**What you are asked to do:** Among the records below, find each line bearing the word "Aenderungen" and copy it.

**Materials provided:**
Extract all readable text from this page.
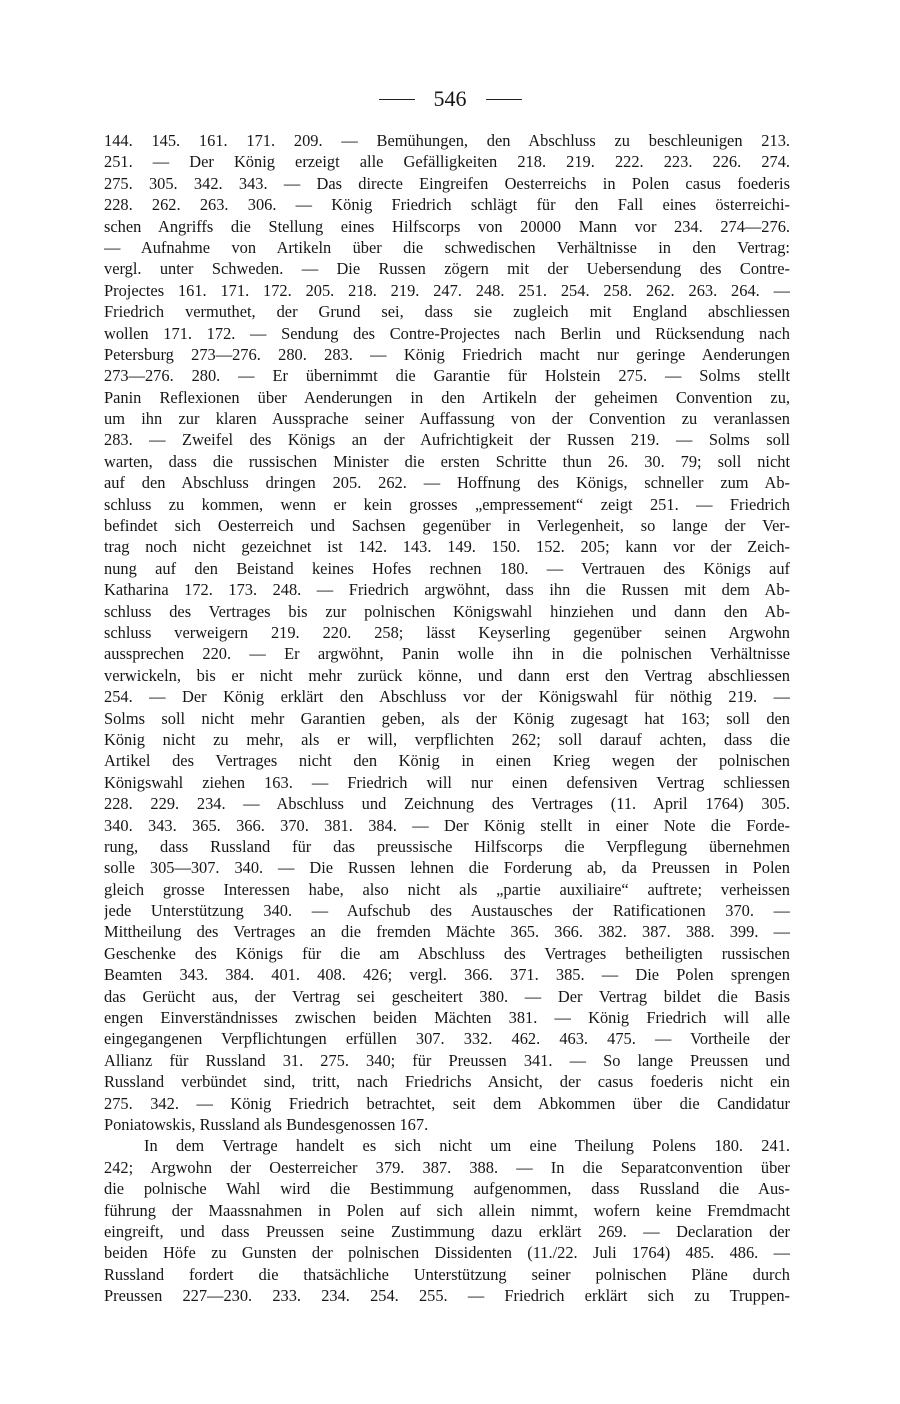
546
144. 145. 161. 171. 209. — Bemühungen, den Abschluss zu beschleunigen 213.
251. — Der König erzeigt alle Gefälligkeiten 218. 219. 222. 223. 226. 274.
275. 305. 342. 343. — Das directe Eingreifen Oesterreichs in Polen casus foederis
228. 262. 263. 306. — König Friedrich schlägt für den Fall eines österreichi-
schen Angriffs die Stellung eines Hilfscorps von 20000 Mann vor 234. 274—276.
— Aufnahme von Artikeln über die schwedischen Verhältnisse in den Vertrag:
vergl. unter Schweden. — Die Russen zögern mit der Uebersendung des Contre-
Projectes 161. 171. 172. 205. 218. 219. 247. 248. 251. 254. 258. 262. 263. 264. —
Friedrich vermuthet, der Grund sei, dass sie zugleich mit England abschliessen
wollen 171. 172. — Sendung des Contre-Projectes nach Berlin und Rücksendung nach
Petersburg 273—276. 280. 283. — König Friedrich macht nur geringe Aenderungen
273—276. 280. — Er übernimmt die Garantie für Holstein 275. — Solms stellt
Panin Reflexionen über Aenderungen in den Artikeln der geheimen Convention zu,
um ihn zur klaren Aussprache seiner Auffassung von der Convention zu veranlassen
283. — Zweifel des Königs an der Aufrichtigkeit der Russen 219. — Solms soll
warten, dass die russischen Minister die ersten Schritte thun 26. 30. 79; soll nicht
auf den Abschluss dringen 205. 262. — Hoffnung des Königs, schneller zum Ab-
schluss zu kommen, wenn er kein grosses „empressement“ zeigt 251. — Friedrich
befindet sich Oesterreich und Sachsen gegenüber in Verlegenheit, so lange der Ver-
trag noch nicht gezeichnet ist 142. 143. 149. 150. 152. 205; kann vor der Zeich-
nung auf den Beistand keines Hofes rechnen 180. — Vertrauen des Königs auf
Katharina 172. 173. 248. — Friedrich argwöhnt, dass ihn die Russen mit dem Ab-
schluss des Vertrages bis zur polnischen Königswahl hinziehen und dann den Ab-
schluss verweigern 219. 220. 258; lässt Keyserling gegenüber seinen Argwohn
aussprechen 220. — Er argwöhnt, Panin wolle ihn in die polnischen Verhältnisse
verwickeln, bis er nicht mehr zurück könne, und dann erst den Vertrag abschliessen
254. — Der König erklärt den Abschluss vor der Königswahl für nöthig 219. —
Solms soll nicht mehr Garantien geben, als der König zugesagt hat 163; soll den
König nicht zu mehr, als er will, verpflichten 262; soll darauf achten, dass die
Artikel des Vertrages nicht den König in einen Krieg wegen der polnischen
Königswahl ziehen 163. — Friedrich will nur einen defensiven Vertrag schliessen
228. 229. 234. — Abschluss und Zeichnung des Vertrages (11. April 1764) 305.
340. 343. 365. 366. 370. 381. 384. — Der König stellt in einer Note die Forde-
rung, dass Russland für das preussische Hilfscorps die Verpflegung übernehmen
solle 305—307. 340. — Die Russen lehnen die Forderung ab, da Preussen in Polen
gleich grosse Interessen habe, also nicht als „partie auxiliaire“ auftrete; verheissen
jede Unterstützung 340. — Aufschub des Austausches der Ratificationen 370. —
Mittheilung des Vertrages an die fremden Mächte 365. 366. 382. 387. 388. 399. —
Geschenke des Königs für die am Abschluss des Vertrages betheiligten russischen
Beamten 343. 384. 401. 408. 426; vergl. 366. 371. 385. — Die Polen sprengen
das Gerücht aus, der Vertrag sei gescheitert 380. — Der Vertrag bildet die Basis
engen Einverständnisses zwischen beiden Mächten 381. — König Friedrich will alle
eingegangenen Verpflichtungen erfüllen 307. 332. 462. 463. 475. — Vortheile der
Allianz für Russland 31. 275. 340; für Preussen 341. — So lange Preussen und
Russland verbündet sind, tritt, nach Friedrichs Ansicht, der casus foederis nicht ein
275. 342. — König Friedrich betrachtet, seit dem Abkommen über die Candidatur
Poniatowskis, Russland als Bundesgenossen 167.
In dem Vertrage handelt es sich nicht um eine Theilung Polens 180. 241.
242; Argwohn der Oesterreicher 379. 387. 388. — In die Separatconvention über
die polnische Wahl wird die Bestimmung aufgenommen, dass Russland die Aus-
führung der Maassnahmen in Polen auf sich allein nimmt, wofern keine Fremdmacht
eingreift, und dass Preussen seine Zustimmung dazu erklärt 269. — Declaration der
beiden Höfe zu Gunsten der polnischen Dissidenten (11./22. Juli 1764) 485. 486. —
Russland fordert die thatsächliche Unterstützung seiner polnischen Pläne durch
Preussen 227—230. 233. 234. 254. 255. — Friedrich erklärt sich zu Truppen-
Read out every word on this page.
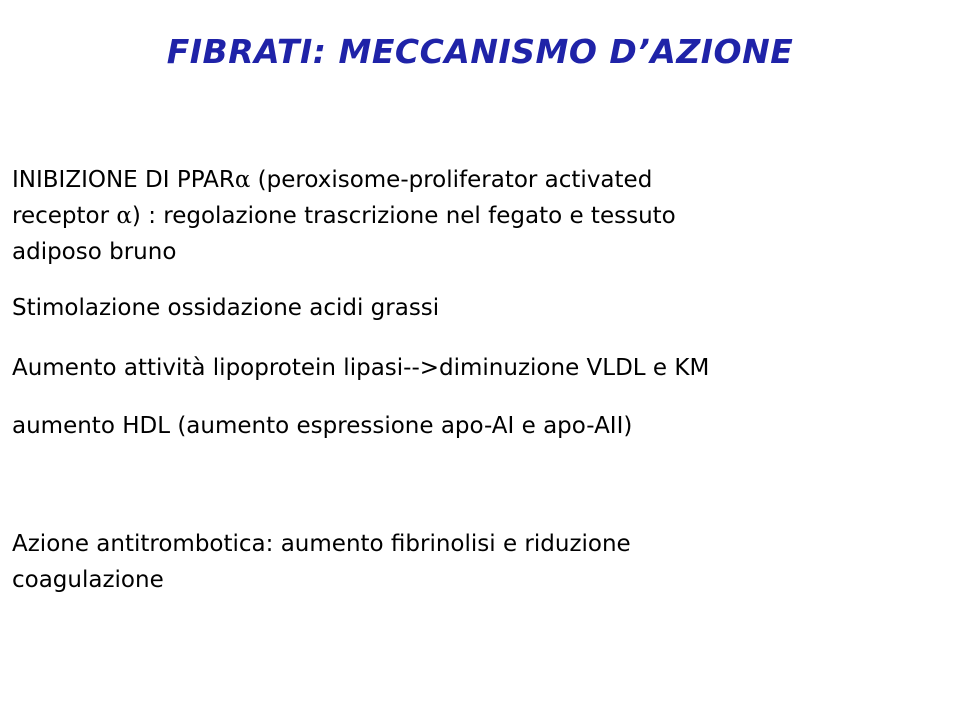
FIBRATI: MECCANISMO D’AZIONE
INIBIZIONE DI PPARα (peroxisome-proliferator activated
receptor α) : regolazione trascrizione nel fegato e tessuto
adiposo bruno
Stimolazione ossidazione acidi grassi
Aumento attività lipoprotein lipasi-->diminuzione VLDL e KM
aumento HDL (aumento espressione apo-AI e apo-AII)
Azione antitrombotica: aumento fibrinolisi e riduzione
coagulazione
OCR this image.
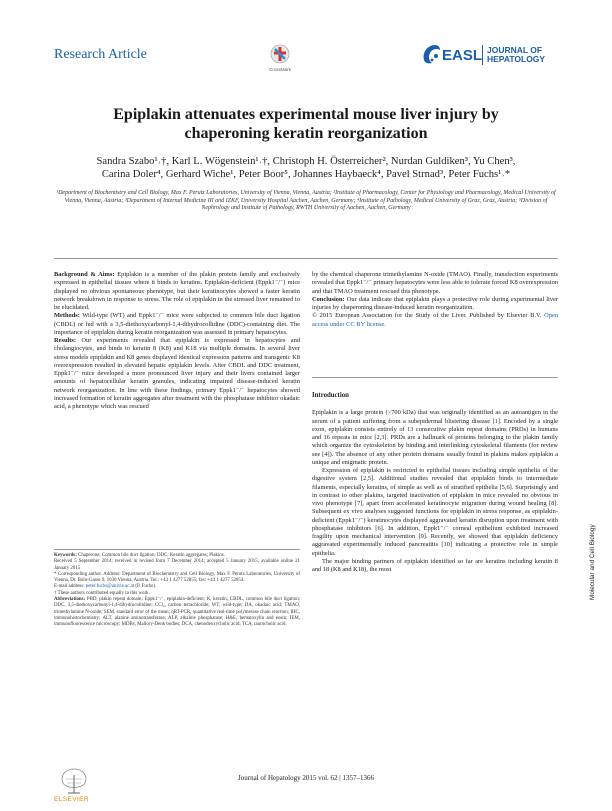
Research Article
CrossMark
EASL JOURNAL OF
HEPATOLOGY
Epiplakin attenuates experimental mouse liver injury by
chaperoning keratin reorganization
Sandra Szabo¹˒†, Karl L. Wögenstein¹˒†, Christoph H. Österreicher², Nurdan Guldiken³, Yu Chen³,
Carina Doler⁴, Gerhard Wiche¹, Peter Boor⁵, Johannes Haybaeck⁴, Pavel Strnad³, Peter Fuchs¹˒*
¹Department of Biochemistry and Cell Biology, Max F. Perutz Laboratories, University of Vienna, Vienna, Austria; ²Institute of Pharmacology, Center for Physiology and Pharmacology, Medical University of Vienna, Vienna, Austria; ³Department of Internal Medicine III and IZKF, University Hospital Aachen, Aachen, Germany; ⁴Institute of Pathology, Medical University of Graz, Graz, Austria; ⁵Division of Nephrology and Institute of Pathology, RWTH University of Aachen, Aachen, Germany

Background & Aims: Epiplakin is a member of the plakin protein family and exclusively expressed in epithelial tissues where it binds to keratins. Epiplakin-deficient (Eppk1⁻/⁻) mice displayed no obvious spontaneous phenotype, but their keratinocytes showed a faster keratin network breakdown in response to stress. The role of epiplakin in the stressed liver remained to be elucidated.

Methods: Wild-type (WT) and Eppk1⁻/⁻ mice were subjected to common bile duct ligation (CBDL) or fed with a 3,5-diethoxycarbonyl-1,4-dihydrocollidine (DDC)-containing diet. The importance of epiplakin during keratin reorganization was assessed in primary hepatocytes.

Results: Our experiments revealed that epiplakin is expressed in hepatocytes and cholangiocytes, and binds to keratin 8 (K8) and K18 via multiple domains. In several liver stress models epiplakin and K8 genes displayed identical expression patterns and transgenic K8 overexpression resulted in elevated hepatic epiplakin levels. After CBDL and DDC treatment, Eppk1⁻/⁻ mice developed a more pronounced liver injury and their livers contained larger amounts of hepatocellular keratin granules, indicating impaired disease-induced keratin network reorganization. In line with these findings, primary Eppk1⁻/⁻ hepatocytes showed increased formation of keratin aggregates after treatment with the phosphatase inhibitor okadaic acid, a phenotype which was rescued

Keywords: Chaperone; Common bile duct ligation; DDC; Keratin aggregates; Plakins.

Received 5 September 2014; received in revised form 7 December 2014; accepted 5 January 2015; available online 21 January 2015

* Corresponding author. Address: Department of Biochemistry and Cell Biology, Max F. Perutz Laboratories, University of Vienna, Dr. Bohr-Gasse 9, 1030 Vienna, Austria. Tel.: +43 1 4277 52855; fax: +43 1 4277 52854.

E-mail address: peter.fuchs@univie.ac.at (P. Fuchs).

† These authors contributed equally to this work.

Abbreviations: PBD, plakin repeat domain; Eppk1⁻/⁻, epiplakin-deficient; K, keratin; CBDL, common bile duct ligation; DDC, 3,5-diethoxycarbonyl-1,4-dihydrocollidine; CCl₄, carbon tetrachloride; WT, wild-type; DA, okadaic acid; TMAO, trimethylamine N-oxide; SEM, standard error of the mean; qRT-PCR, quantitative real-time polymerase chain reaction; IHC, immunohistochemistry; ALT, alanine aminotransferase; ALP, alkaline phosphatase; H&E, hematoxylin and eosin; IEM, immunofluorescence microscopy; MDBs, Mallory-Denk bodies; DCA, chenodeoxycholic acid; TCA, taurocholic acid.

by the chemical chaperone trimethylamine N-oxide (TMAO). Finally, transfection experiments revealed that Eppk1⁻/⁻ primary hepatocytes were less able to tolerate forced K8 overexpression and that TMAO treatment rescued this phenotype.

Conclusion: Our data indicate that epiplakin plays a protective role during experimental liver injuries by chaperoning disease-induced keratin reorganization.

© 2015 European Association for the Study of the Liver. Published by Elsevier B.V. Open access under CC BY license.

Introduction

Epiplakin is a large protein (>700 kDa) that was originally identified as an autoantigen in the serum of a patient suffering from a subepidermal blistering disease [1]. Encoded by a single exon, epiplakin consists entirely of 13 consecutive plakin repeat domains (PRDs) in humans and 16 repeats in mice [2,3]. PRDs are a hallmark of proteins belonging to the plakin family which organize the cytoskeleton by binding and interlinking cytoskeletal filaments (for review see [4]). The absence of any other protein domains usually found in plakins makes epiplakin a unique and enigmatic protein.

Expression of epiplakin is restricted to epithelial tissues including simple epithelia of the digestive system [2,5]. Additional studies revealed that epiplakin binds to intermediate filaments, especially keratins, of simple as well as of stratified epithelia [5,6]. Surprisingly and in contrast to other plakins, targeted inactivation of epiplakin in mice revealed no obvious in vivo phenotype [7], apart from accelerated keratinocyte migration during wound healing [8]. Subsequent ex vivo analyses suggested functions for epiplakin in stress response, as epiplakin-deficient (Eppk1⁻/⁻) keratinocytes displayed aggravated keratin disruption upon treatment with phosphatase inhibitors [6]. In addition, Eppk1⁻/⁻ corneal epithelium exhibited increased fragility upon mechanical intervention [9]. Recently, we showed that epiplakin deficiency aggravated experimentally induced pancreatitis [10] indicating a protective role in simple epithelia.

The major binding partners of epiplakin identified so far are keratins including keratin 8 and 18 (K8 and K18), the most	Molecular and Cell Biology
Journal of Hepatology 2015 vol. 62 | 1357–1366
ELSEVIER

**The answer:**
Petersburg 273—276. 280. 283. — König Friedrich macht nur geringe Aenderungen
Panin Reflexionen über Aenderungen in den Artikeln der geheimen Convention zu,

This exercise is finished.